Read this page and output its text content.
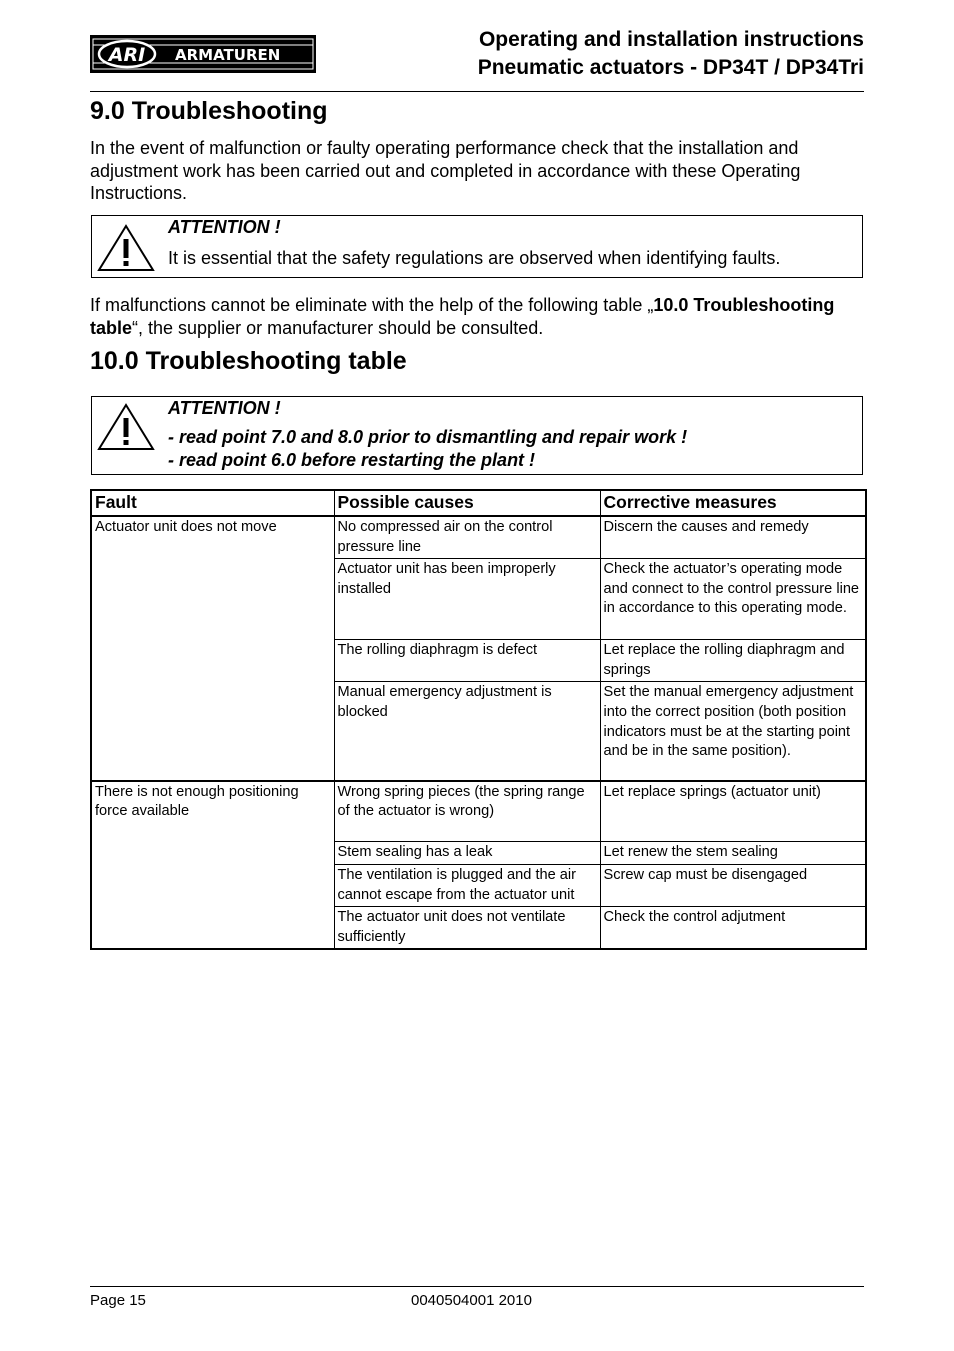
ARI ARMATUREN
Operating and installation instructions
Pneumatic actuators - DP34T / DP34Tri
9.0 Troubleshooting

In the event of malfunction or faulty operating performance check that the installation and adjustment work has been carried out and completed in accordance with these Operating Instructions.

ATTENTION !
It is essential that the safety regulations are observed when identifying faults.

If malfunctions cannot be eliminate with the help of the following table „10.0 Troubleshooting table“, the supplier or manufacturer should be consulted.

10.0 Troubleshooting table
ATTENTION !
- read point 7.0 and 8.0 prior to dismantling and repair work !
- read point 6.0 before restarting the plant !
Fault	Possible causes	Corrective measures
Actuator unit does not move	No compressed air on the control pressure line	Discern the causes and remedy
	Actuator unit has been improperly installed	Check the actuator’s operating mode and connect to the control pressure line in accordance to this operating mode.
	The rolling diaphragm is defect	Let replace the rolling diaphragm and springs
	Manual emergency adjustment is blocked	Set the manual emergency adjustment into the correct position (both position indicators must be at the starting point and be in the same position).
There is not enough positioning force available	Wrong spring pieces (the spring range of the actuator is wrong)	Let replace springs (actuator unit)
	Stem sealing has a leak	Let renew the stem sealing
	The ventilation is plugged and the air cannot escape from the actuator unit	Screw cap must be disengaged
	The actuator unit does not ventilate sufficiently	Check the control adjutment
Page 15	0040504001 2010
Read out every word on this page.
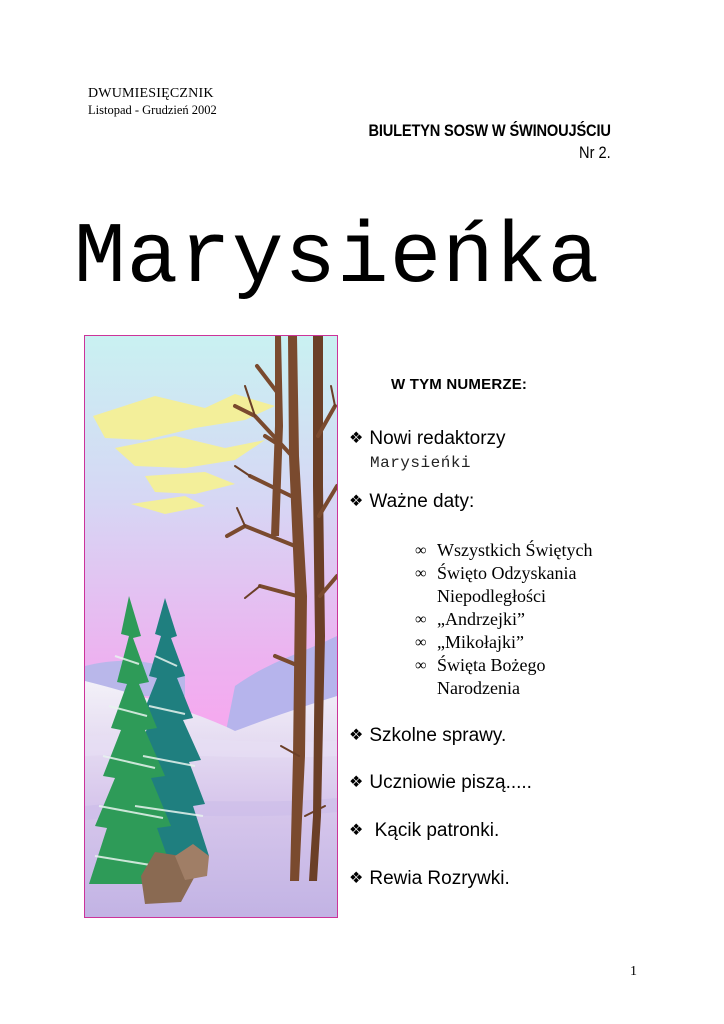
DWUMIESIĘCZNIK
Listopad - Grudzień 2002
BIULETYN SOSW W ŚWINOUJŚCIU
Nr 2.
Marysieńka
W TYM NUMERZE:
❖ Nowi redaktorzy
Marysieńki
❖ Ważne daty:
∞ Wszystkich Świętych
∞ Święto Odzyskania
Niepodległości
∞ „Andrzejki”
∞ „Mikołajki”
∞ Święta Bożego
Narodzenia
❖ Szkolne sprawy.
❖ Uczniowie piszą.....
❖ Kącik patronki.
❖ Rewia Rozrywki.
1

# # # # # # #

**WRITTEN REQUEST**
Give the entries again word for word, but skip the pictures.

**WRITTEN SOLUTION**
Read this page and output its text content.
ARI ARMATUREN
Operating and installation instructions
Pneumatic actuators - DP34T / DP34Tri
9.0 Troubleshooting

In the event of malfunction or faulty operating performance check that the installation and adjustment work has been carried out and completed in accordance with these Operating Instructions.

ATTENTION !
It is essential that the safety regulations are observed when identifying faults.

If malfunctions cannot be eliminate with the help of the following table „10.0 Troubleshooting table“, the supplier or manufacturer should be consulted.

10.0 Troubleshooting table
ATTENTION !
- read point 7.0 and 8.0 prior to dismantling and repair work !
- read point 6.0 before restarting the plant !
Fault	Possible causes	Corrective measures
Actuator unit does not move	No compressed air on the control pressure line	Discern the causes and remedy
	Actuator unit has been improperly installed	Check the actuator’s operating mode and connect to the control pressure line in accordance to this operating mode.
	The rolling diaphragm is defect	Let replace the rolling diaphragm and springs
	Manual emergency adjustment is blocked	Set the manual emergency adjustment into the correct position (both position indicators must be at the starting point and be in the same position).
There is not enough positioning force available	Wrong spring pieces (the spring range of the actuator is wrong)	Let replace springs (actuator unit)
	Stem sealing has a leak	Let renew the stem sealing
	The ventilation is plugged and the air cannot escape from the actuator unit	Screw cap must be disengaged
	The actuator unit does not ventilate sufficiently	Check the control adjutment
Page 15	0040504001 2010
Read out every word on this page.
DWUMIESIĘCZNIK
Listopad - Grudzień 2002
BIULETYN SOSW W ŚWINOUJŚCIU
Nr 2.
Marysieńka
W TYM NUMERZE:
❖ Nowi redaktorzy
Marysieńki
❖ Ważne daty:
∞ Wszystkich Świętych
∞ Święto Odzyskania
Niepodległości
∞ „Andrzejki”
∞ „Mikołajki”
∞ Święta Bożego
Narodzenia
❖ Szkolne sprawy.
❖ Uczniowie piszą.....
❖ Kącik patronki.
❖ Rewia Rozrywki.
1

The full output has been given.